▸ YOUR TASK:
Quote every line of the data below as it stands, omitting pictures.

[start of STORED ROWS]

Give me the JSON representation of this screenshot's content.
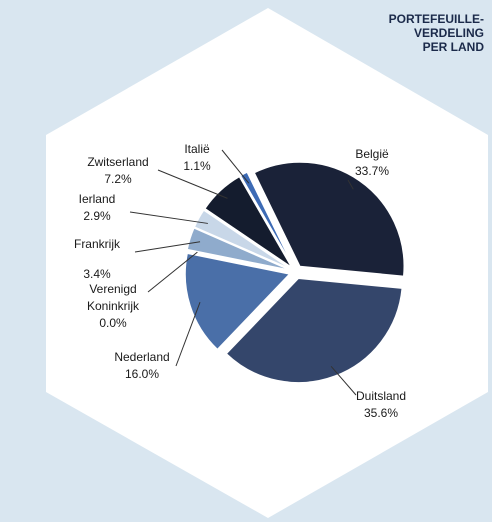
{
  "chart_data": {
    "type": "pie",
    "title": [
      "PORTEFEUILLE-",
      "VERDELING",
      "PER LAND"
    ],
    "categories": [
      "België",
      "Duitsland",
      "Nederland",
      "Verenigd Koninkrijk",
      "Frankrijk",
      "Ierland",
      "Zwitserland",
      "Italië"
    ],
    "values": [
      33.7,
      35.6,
      16.0,
      0.0,
      3.4,
      2.9,
      7.2,
      1.1
    ],
    "value_labels": [
      "33.7%",
      "35.6%",
      "16.0%",
      "0.0%",
      "3.4%",
      "2.9%",
      "7.2%",
      "1.1%"
    ],
    "colors": [
      "#1a2238",
      "#34466b",
      "#4a6fa8",
      "#6f8fbf",
      "#8fabcc",
      "#c8d7e8",
      "#141c2e",
      "#3d6bb5"
    ]
  }
}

[end of STORED ROWS]

▸ THE RESULT:
Give me the JSON representation of this screenshot's content.
{
  "chart_data": {
    "type": "pie",
    "title": [
      "PORTEFEUILLE-",
      "VERDELING",
      "PER LAND"
    ],
    "categories": [
      "België",
      "Duitsland",
      "Nederland",
      "Verenigd Koninkrijk",
      "Frankrijk",
      "Ierland",
      "Zwitserland",
      "Italië"
    ],
    "values": [
      33.7,
      35.6,
      16.0,
      0.0,
      3.4,
      2.9,
      7.2,
      1.1
    ],
    "value_labels": [
      "33.7%",
      "35.6%",
      "16.0%",
      "0.0%",
      "3.4%",
      "2.9%",
      "7.2%",
      "1.1%"
    ],
    "colors": [
      "#1a2238",
      "#34466b",
      "#4a6fa8",
      "#6f8fbf",
      "#8fabcc",
      "#c8d7e8",
      "#141c2e",
      "#3d6bb5"
    ]
  }
}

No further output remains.